++++ Material for this exercise ++++
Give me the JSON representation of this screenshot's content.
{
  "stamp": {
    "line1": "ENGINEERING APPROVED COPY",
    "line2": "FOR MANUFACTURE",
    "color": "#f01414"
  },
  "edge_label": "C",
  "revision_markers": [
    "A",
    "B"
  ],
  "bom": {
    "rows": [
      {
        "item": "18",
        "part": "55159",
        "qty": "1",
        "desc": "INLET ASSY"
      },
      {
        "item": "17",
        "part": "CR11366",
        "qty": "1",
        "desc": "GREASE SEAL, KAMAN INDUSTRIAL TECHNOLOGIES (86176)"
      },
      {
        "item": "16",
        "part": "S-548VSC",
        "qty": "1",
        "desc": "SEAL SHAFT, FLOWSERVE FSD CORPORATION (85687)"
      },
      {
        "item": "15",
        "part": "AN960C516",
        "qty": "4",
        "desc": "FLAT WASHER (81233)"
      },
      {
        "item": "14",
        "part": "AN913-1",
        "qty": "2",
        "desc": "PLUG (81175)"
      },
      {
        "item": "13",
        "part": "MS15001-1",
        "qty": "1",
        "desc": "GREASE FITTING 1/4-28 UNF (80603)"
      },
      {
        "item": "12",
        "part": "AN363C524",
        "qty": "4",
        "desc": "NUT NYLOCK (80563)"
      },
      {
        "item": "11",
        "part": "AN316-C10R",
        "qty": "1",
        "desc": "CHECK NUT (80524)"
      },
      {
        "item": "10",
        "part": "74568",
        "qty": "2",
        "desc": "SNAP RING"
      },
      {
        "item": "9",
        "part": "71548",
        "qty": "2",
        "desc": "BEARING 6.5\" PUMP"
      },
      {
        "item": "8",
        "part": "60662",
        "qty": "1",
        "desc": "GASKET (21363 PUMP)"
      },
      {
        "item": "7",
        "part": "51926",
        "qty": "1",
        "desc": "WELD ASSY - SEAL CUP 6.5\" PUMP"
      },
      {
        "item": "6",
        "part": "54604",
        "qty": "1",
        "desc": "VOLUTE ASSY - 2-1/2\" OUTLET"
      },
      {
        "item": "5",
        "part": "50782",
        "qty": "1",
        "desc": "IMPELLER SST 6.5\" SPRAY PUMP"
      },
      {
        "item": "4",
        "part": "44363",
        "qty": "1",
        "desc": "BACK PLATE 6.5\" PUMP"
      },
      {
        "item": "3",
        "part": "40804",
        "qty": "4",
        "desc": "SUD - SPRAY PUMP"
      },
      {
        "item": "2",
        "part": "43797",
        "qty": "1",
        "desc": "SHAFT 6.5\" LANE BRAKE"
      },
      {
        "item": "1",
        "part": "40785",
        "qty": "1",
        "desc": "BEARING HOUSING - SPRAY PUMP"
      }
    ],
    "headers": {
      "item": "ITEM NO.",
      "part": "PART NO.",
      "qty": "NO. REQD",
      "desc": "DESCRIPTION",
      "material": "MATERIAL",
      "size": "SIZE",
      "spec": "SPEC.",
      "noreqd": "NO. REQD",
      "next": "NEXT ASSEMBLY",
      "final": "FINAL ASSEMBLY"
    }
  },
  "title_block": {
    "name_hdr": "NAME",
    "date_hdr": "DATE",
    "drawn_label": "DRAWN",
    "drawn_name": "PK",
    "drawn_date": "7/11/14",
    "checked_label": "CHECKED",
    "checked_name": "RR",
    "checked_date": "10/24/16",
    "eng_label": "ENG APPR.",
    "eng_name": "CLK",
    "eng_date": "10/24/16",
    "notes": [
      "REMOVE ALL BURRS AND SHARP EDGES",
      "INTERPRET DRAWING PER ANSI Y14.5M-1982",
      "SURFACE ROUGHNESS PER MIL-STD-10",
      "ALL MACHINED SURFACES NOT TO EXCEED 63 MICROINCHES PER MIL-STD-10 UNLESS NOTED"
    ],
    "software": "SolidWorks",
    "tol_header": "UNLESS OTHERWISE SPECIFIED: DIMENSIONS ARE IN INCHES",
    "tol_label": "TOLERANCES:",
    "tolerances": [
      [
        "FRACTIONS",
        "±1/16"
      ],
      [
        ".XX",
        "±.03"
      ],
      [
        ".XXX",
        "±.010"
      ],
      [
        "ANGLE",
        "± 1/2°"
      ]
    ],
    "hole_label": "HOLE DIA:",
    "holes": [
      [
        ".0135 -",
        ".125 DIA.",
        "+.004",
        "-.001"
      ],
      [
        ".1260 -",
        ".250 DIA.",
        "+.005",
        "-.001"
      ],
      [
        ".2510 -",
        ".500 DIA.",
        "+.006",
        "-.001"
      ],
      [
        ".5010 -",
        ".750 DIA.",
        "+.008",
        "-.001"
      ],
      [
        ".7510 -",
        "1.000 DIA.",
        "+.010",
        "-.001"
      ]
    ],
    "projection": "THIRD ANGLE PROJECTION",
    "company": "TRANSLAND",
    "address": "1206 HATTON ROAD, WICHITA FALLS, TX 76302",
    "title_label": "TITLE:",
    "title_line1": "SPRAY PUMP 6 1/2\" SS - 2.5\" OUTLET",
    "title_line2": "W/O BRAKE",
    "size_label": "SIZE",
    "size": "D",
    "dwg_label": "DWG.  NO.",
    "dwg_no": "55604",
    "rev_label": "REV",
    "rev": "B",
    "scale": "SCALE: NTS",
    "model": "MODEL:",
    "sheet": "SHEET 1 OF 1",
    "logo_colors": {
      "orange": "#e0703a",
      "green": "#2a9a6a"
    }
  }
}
++++
### Problem to solve
Supply the count of lines in the entries that contain the word "SPRAY", and nothing besides.

### Finished exercise
4